▶ Data lines:
--*--
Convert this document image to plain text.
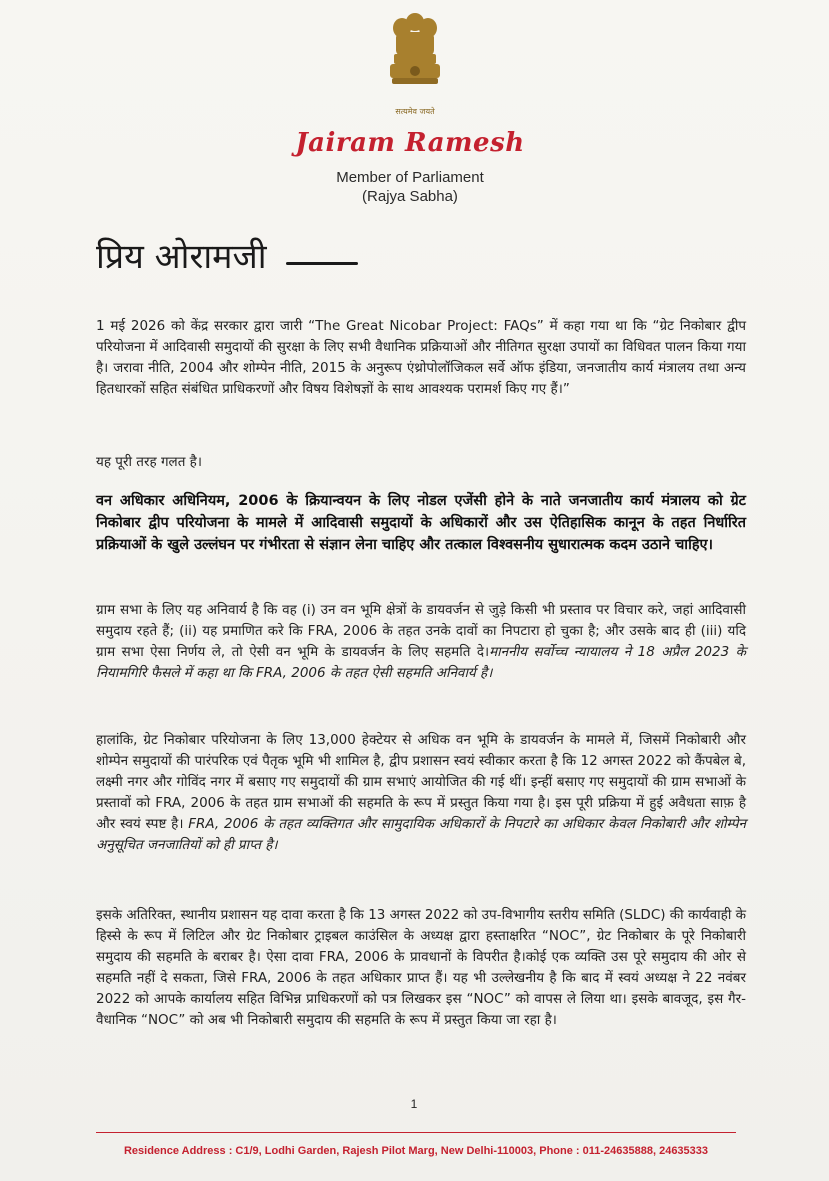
सत्यमेव जयते
Jairam Ramesh
Member of Parliament
(Rajya Sabha)
प्रिय ओरामजी
1 मई 2026 को केंद्र सरकार द्वारा जारी “The Great Nicobar Project: FAQs” में कहा गया था कि “ग्रेट निकोबार द्वीप परियोजना में आदिवासी समुदायों की सुरक्षा के लिए सभी वैधानिक प्रक्रियाओं और नीतिगत सुरक्षा उपायों का विधिवत पालन किया गया है। जरावा नीति, 2004 और शोम्पेन नीति, 2015 के अनुरूप एंथ्रोपोलॉजिकल सर्वे ऑफ इंडिया, जनजातीय कार्य मंत्रालय तथा अन्य हितधारकों सहित संबंधित प्राधिकरणों और विषय विशेषज्ञों के साथ आवश्यक परामर्श किए गए हैं।”
यह पूरी तरह गलत है।
वन अधिकार अधिनियम, 2006 के क्रियान्वयन के लिए नोडल एजेंसी होने के नाते जनजातीय कार्य मंत्रालय को ग्रेट निकोबार द्वीप परियोजना के मामले में आदिवासी समुदायों के अधिकारों और उस ऐतिहासिक कानून के तहत निर्धारित प्रक्रियाओं के खुले उल्लंघन पर गंभीरता से संज्ञान लेना चाहिए और तत्काल विश्वसनीय सुधारात्मक कदम उठाने चाहिए।
ग्राम सभा के लिए यह अनिवार्य है कि वह (i) उन वन भूमि क्षेत्रों के डायवर्जन से जुड़े किसी भी प्रस्ताव पर विचार करे, जहां आदिवासी समुदाय रहते हैं; (ii) यह प्रमाणित करे कि FRA, 2006 के तहत उनके दावों का निपटारा हो चुका है; और उसके बाद ही (iii) यदि ग्राम सभा ऐसा निर्णय ले, तो ऐसी वन भूमि के डायवर्जन के लिए सहमति दे।माननीय सर्वोच्च न्यायालय ने 18 अप्रैल 2023 के नियामगिरि फैसले में कहा था कि FRA, 2006 के तहत ऐसी सहमति अनिवार्य है।
हालांकि, ग्रेट निकोबार परियोजना के लिए 13,000 हेक्टेयर से अधिक वन भूमि के डायवर्जन के मामले में, जिसमें निकोबारी और शोम्पेन समुदायों की पारंपरिक एवं पैतृक भूमि भी शामिल है, द्वीप प्रशासन स्वयं स्वीकार करता है कि 12 अगस्त 2022 को कैंपबेल बे, लक्ष्मी नगर और गोविंद नगर में बसाए गए समुदायों की ग्राम सभाएं आयोजित की गई थीं। इन्हीं बसाए गए समुदायों की ग्राम सभाओं के प्रस्तावों को FRA, 2006 के तहत ग्राम सभाओं की सहमति के रूप में प्रस्तुत किया गया है। इस पूरी प्रक्रिया में हुई अवैधता साफ़ है और स्वयं स्पष्ट है। FRA, 2006 के तहत व्यक्तिगत और सामुदायिक अधिकारों के निपटारे का अधिकार केवल निकोबारी और शोम्पेन अनुसूचित जनजातियों को ही प्राप्त है।
इसके अतिरिक्त, स्थानीय प्रशासन यह दावा करता है कि 13 अगस्त 2022 को उप-विभागीय स्तरीय समिति (SLDC) की कार्यवाही के हिस्से के रूप में लिटिल और ग्रेट निकोबार ट्राइबल काउंसिल के अध्यक्ष द्वारा हस्ताक्षरित “NOC”, ग्रेट निकोबार के पूरे निकोबारी समुदाय की सहमति के बराबर है। ऐसा दावा FRA, 2006 के प्रावधानों के विपरीत है।कोई एक व्यक्ति उस पूरे समुदाय की ओर से सहमति नहीं दे सकता, जिसे FRA, 2006 के तहत अधिकार प्राप्त हैं। यह भी उल्लेखनीय है कि बाद में स्वयं अध्यक्ष ने 22 नवंबर 2022 को आपके कार्यालय सहित विभिन्न प्राधिकरणों को पत्र लिखकर इस “NOC” को वापस ले लिया था। इसके बावजूद, इस गैर-वैधानिक “NOC” को अब भी निकोबारी समुदाय की सहमति के रूप में प्रस्तुत किया जा रहा है।
1
Residence Address : C1/9, Lodhi Garden, Rajesh Pilot Marg, New Delhi-110003, Phone : 011-24635888, 24635333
--*--
Leave out the pictures and give the rest of the records again exactly.

Convert this document image to plain text.
सत्यमेव जयते
Jairam Ramesh
Member of Parliament
(Rajya Sabha)
प्रिय ओरामजी
1 मई 2026 को केंद्र सरकार द्वारा जारी “The Great Nicobar Project: FAQs” में कहा गया था कि “ग्रेट निकोबार द्वीप परियोजना में आदिवासी समुदायों की सुरक्षा के लिए सभी वैधानिक प्रक्रियाओं और नीतिगत सुरक्षा उपायों का विधिवत पालन किया गया है। जरावा नीति, 2004 और शोम्पेन नीति, 2015 के अनुरूप एंथ्रोपोलॉजिकल सर्वे ऑफ इंडिया, जनजातीय कार्य मंत्रालय तथा अन्य हितधारकों सहित संबंधित प्राधिकरणों और विषय विशेषज्ञों के साथ आवश्यक परामर्श किए गए हैं।”
यह पूरी तरह गलत है।
वन अधिकार अधिनियम, 2006 के क्रियान्वयन के लिए नोडल एजेंसी होने के नाते जनजातीय कार्य मंत्रालय को ग्रेट निकोबार द्वीप परियोजना के मामले में आदिवासी समुदायों के अधिकारों और उस ऐतिहासिक कानून के तहत निर्धारित प्रक्रियाओं के खुले उल्लंघन पर गंभीरता से संज्ञान लेना चाहिए और तत्काल विश्वसनीय सुधारात्मक कदम उठाने चाहिए।
ग्राम सभा के लिए यह अनिवार्य है कि वह (i) उन वन भूमि क्षेत्रों के डायवर्जन से जुड़े किसी भी प्रस्ताव पर विचार करे, जहां आदिवासी समुदाय रहते हैं; (ii) यह प्रमाणित करे कि FRA, 2006 के तहत उनके दावों का निपटारा हो चुका है; और उसके बाद ही (iii) यदि ग्राम सभा ऐसा निर्णय ले, तो ऐसी वन भूमि के डायवर्जन के लिए सहमति दे।माननीय सर्वोच्च न्यायालय ने 18 अप्रैल 2023 के नियामगिरि फैसले में कहा था कि FRA, 2006 के तहत ऐसी सहमति अनिवार्य है।
हालांकि, ग्रेट निकोबार परियोजना के लिए 13,000 हेक्टेयर से अधिक वन भूमि के डायवर्जन के मामले में, जिसमें निकोबारी और शोम्पेन समुदायों की पारंपरिक एवं पैतृक भूमि भी शामिल है, द्वीप प्रशासन स्वयं स्वीकार करता है कि 12 अगस्त 2022 को कैंपबेल बे, लक्ष्मी नगर और गोविंद नगर में बसाए गए समुदायों की ग्राम सभाएं आयोजित की गई थीं। इन्हीं बसाए गए समुदायों की ग्राम सभाओं के प्रस्तावों को FRA, 2006 के तहत ग्राम सभाओं की सहमति के रूप में प्रस्तुत किया गया है। इस पूरी प्रक्रिया में हुई अवैधता साफ़ है और स्वयं स्पष्ट है। FRA, 2006 के तहत व्यक्तिगत और सामुदायिक अधिकारों के निपटारे का अधिकार केवल निकोबारी और शोम्पेन अनुसूचित जनजातियों को ही प्राप्त है।
इसके अतिरिक्त, स्थानीय प्रशासन यह दावा करता है कि 13 अगस्त 2022 को उप-विभागीय स्तरीय समिति (SLDC) की कार्यवाही के हिस्से के रूप में लिटिल और ग्रेट निकोबार ट्राइबल काउंसिल के अध्यक्ष द्वारा हस्ताक्षरित “NOC”, ग्रेट निकोबार के पूरे निकोबारी समुदाय की सहमति के बराबर है। ऐसा दावा FRA, 2006 के प्रावधानों के विपरीत है।कोई एक व्यक्ति उस पूरे समुदाय की ओर से सहमति नहीं दे सकता, जिसे FRA, 2006 के तहत अधिकार प्राप्त हैं। यह भी उल्लेखनीय है कि बाद में स्वयं अध्यक्ष ने 22 नवंबर 2022 को आपके कार्यालय सहित विभिन्न प्राधिकरणों को पत्र लिखकर इस “NOC” को वापस ले लिया था। इसके बावजूद, इस गैर-वैधानिक “NOC” को अब भी निकोबारी समुदाय की सहमति के रूप में प्रस्तुत किया जा रहा है।
1
Residence Address : C1/9, Lodhi Garden, Rajesh Pilot Marg, New Delhi-110003, Phone : 011-24635888, 24635333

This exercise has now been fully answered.